--- What is asked ---
Give every line of the listing, from the start through the line containing "svg-text:2016/17: 2016/17 [265, 330, 309, 344]", as a JSON list of strings with one string per line, leaving out blank lines. Include both the first line and that last line.

--- Stored rows ---
........
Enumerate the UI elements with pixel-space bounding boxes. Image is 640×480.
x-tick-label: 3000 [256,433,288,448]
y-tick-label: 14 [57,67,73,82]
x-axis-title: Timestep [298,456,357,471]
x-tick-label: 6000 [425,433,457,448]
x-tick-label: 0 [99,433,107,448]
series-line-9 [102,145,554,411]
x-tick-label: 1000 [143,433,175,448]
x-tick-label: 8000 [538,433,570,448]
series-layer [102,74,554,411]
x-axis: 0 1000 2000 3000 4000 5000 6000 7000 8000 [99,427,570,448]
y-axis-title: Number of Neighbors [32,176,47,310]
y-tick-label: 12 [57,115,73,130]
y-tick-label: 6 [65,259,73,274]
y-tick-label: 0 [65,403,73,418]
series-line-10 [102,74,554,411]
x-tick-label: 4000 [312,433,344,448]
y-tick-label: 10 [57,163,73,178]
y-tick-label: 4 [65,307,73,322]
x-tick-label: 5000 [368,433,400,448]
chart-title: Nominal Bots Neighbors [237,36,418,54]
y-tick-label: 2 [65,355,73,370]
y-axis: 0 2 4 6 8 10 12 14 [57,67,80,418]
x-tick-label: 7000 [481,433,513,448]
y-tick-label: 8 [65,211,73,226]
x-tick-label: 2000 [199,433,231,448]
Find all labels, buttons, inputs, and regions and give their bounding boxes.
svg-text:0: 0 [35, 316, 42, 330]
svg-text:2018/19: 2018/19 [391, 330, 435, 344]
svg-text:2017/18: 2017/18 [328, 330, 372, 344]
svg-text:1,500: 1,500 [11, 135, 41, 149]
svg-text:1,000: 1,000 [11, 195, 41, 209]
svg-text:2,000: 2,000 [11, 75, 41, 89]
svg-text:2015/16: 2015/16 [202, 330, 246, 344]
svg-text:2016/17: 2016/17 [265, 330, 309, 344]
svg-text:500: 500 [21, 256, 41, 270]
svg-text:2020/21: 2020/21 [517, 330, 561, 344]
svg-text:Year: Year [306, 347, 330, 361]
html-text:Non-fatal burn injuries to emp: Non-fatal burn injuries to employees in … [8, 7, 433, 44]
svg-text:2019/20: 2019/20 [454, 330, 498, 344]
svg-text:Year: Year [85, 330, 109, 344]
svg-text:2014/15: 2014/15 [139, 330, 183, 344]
........
--- Answer to this task ---
[
  "Enumerate the UI elements with pixel-space bounding boxes. Image is 640×480.",
  "x-tick-label: 3000 [256,433,288,448]",
  "y-tick-label: 14 [57,67,73,82]",
  "x-axis-title: Timestep [298,456,357,471]",
  "x-tick-label: 6000 [425,433,457,448]",
  "x-tick-label: 0 [99,433,107,448]",
  "series-line-9 [102,145,554,411]",
  "x-tick-label: 1000 [143,433,175,448]",
  "x-tick-label: 8000 [538,433,570,448]",
  "series-layer [102,74,554,411]",
  "x-axis: 0 1000 2000 3000 4000 5000 6000 7000 8000 [99,427,570,448]",
  "y-axis-title: Number of Neighbors [32,176,47,310]",
  "y-tick-label: 12 [57,115,73,130]",
  "y-tick-label: 6 [65,259,73,274]",
  "y-tick-label: 0 [65,403,73,418]",
  "series-line-10 [102,74,554,411]",
  "x-tick-label: 4000 [312,433,344,448]",
  "y-tick-label: 10 [57,163,73,178]",
  "y-tick-label: 4 [65,307,73,322]",
  "x-tick-label: 5000 [368,433,400,448]",
  "chart-title: Nominal Bots Neighbors [237,36,418,54]",
  "y-tick-label: 2 [65,355,73,370]",
  "y-axis: 0 2 4 6 8 10 12 14 [57,67,80,418]",
  "x-tick-label: 7000 [481,433,513,448]",
  "y-tick-label: 8 [65,211,73,226]",
  "x-tick-label: 2000 [199,433,231,448]",
  "Find all labels, buttons, inputs, and regions and give their bounding boxes.",
  "svg-text:0: 0 [35, 316, 42, 330]",
  "svg-text:2018/19: 2018/19 [391, 330, 435, 344]",
  "svg-text:2017/18: 2017/18 [328, 330, 372, 344]",
  "svg-text:1,500: 1,500 [11, 135, 41, 149]",
  "svg-text:1,000: 1,000 [11, 195, 41, 209]",
  "svg-text:2,000: 2,000 [11, 75, 41, 89]",
  "svg-text:2015/16: 2015/16 [202, 330, 246, 344]",
  "svg-text:2016/17: 2016/17 [265, 330, 309, 344]"
]